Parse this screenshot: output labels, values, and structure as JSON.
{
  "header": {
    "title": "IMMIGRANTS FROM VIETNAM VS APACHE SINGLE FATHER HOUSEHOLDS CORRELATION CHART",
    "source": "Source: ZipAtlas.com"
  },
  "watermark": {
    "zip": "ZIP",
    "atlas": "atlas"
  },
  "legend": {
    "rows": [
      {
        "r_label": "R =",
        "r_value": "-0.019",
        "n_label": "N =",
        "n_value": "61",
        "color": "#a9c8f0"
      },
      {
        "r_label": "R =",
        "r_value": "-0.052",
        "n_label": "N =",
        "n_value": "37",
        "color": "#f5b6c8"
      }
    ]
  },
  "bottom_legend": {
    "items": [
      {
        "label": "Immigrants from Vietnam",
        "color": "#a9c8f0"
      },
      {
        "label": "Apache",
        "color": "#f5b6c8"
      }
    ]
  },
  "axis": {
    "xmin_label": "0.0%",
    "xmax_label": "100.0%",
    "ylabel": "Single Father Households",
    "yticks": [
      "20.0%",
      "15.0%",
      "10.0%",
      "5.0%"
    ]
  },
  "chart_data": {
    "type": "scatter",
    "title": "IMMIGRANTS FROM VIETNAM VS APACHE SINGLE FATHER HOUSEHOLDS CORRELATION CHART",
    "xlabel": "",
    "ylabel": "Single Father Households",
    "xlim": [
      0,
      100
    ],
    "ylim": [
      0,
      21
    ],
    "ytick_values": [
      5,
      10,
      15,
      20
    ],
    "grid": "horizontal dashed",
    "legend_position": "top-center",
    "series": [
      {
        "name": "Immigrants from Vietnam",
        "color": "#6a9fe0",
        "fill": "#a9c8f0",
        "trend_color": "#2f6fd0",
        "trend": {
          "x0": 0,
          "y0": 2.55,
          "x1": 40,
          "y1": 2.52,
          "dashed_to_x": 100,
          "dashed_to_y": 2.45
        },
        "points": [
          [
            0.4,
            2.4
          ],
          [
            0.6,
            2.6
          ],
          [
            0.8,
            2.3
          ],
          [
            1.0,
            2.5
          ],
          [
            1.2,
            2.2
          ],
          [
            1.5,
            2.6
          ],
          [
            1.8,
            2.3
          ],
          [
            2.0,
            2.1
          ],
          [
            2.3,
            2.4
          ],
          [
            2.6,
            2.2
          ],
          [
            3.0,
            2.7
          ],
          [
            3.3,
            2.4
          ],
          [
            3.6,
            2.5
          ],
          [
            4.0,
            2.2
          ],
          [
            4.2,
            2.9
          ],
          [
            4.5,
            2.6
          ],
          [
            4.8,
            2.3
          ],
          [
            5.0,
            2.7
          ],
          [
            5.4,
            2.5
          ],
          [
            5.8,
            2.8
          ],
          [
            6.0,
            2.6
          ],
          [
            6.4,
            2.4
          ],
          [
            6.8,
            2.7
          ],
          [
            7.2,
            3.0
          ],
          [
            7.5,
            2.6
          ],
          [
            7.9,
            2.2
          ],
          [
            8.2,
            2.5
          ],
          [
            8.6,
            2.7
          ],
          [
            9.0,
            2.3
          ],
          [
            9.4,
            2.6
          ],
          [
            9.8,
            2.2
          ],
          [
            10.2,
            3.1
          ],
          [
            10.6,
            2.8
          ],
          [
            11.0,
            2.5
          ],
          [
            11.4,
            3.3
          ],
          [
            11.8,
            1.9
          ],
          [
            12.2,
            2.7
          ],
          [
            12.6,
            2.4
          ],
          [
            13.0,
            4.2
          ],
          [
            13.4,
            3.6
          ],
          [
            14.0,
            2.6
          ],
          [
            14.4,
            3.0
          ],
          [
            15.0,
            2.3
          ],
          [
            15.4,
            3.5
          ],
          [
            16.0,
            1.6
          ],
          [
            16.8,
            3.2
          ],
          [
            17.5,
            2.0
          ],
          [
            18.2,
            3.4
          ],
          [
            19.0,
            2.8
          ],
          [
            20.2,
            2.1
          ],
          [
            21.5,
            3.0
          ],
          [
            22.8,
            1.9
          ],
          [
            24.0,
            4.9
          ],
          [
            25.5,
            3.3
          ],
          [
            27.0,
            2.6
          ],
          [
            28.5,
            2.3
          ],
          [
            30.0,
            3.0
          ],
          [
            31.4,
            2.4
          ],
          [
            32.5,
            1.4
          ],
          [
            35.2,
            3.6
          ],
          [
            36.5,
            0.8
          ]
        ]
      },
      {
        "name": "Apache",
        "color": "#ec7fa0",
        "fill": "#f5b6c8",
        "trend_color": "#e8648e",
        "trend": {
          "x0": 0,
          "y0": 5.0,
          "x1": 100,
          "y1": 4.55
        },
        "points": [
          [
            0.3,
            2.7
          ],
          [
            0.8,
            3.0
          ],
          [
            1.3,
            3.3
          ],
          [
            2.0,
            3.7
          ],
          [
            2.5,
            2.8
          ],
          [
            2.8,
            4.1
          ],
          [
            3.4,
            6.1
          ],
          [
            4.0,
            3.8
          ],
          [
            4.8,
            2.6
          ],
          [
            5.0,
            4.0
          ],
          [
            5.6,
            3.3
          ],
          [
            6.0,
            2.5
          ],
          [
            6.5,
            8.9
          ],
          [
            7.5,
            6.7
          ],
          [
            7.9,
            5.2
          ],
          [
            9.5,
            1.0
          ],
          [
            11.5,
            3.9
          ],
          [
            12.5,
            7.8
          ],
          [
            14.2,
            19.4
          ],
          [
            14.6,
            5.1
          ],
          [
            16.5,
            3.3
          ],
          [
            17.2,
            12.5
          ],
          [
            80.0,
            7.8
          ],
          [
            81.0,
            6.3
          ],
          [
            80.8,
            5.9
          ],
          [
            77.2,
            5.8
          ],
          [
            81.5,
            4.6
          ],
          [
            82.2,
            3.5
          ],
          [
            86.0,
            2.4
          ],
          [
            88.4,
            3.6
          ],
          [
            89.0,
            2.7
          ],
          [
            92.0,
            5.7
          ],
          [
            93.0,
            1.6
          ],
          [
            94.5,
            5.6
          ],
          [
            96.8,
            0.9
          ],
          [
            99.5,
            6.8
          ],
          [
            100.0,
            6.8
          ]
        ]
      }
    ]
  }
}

================================

### EXERCISE DETAILS:
Reproduce each record exactly as it appears.

### EXERCISE OUTPUT:
Parse this screenshot: output labels, values, and structure as JSON.
{
  "header": {
    "title": "IMMIGRANTS FROM VIETNAM VS APACHE SINGLE FATHER HOUSEHOLDS CORRELATION CHART",
    "source": "Source: ZipAtlas.com"
  },
  "watermark": {
    "zip": "ZIP",
    "atlas": "atlas"
  },
  "legend": {
    "rows": [
      {
        "r_label": "R =",
        "r_value": "-0.019",
        "n_label": "N =",
        "n_value": "61",
        "color": "#a9c8f0"
      },
      {
        "r_label": "R =",
        "r_value": "-0.052",
        "n_label": "N =",
        "n_value": "37",
        "color": "#f5b6c8"
      }
    ]
  },
  "bottom_legend": {
    "items": [
      {
        "label": "Immigrants from Vietnam",
        "color": "#a9c8f0"
      },
      {
        "label": "Apache",
        "color": "#f5b6c8"
      }
    ]
  },
  "axis": {
    "xmin_label": "0.0%",
    "xmax_label": "100.0%",
    "ylabel": "Single Father Households",
    "yticks": [
      "20.0%",
      "15.0%",
      "10.0%",
      "5.0%"
    ]
  },
  "chart_data": {
    "type": "scatter",
    "title": "IMMIGRANTS FROM VIETNAM VS APACHE SINGLE FATHER HOUSEHOLDS CORRELATION CHART",
    "xlabel": "",
    "ylabel": "Single Father Households",
    "xlim": [
      0,
      100
    ],
    "ylim": [
      0,
      21
    ],
    "ytick_values": [
      5,
      10,
      15,
      20
    ],
    "grid": "horizontal dashed",
    "legend_position": "top-center",
    "series": [
      {
        "name": "Immigrants from Vietnam",
        "color": "#6a9fe0",
        "fill": "#a9c8f0",
        "trend_color": "#2f6fd0",
        "trend": {
          "x0": 0,
          "y0": 2.55,
          "x1": 40,
          "y1": 2.52,
          "dashed_to_x": 100,
          "dashed_to_y": 2.45
        },
        "points": [
          [
            0.4,
            2.4
          ],
          [
            0.6,
            2.6
          ],
          [
            0.8,
            2.3
          ],
          [
            1.0,
            2.5
          ],
          [
            1.2,
            2.2
          ],
          [
            1.5,
            2.6
          ],
          [
            1.8,
            2.3
          ],
          [
            2.0,
            2.1
          ],
          [
            2.3,
            2.4
          ],
          [
            2.6,
            2.2
          ],
          [
            3.0,
            2.7
          ],
          [
            3.3,
            2.4
          ],
          [
            3.6,
            2.5
          ],
          [
            4.0,
            2.2
          ],
          [
            4.2,
            2.9
          ],
          [
            4.5,
            2.6
          ],
          [
            4.8,
            2.3
          ],
          [
            5.0,
            2.7
          ],
          [
            5.4,
            2.5
          ],
          [
            5.8,
            2.8
          ],
          [
            6.0,
            2.6
          ],
          [
            6.4,
            2.4
          ],
          [
            6.8,
            2.7
          ],
          [
            7.2,
            3.0
          ],
          [
            7.5,
            2.6
          ],
          [
            7.9,
            2.2
          ],
          [
            8.2,
            2.5
          ],
          [
            8.6,
            2.7
          ],
          [
            9.0,
            2.3
          ],
          [
            9.4,
            2.6
          ],
          [
            9.8,
            2.2
          ],
          [
            10.2,
            3.1
          ],
          [
            10.6,
            2.8
          ],
          [
            11.0,
            2.5
          ],
          [
            11.4,
            3.3
          ],
          [
            11.8,
            1.9
          ],
          [
            12.2,
            2.7
          ],
          [
            12.6,
            2.4
          ],
          [
            13.0,
            4.2
          ],
          [
            13.4,
            3.6
          ],
          [
            14.0,
            2.6
          ],
          [
            14.4,
            3.0
          ],
          [
            15.0,
            2.3
          ],
          [
            15.4,
            3.5
          ],
          [
            16.0,
            1.6
          ],
          [
            16.8,
            3.2
          ],
          [
            17.5,
            2.0
          ],
          [
            18.2,
            3.4
          ],
          [
            19.0,
            2.8
          ],
          [
            20.2,
            2.1
          ],
          [
            21.5,
            3.0
          ],
          [
            22.8,
            1.9
          ],
          [
            24.0,
            4.9
          ],
          [
            25.5,
            3.3
          ],
          [
            27.0,
            2.6
          ],
          [
            28.5,
            2.3
          ],
          [
            30.0,
            3.0
          ],
          [
            31.4,
            2.4
          ],
          [
            32.5,
            1.4
          ],
          [
            35.2,
            3.6
          ],
          [
            36.5,
            0.8
          ]
        ]
      },
      {
        "name": "Apache",
        "color": "#ec7fa0",
        "fill": "#f5b6c8",
        "trend_color": "#e8648e",
        "trend": {
          "x0": 0,
          "y0": 5.0,
          "x1": 100,
          "y1": 4.55
        },
        "points": [
          [
            0.3,
            2.7
          ],
          [
            0.8,
            3.0
          ],
          [
            1.3,
            3.3
          ],
          [
            2.0,
            3.7
          ],
          [
            2.5,
            2.8
          ],
          [
            2.8,
            4.1
          ],
          [
            3.4,
            6.1
          ],
          [
            4.0,
            3.8
          ],
          [
            4.8,
            2.6
          ],
          [
            5.0,
            4.0
          ],
          [
            5.6,
            3.3
          ],
          [
            6.0,
            2.5
          ],
          [
            6.5,
            8.9
          ],
          [
            7.5,
            6.7
          ],
          [
            7.9,
            5.2
          ],
          [
            9.5,
            1.0
          ],
          [
            11.5,
            3.9
          ],
          [
            12.5,
            7.8
          ],
          [
            14.2,
            19.4
          ],
          [
            14.6,
            5.1
          ],
          [
            16.5,
            3.3
          ],
          [
            17.2,
            12.5
          ],
          [
            80.0,
            7.8
          ],
          [
            81.0,
            6.3
          ],
          [
            80.8,
            5.9
          ],
          [
            77.2,
            5.8
          ],
          [
            81.5,
            4.6
          ],
          [
            82.2,
            3.5
          ],
          [
            86.0,
            2.4
          ],
          [
            88.4,
            3.6
          ],
          [
            89.0,
            2.7
          ],
          [
            92.0,
            5.7
          ],
          [
            93.0,
            1.6
          ],
          [
            94.5,
            5.6
          ],
          [
            96.8,
            0.9
          ],
          [
            99.5,
            6.8
          ],
          [
            100.0,
            6.8
          ]
        ]
      }
    ]
  }
}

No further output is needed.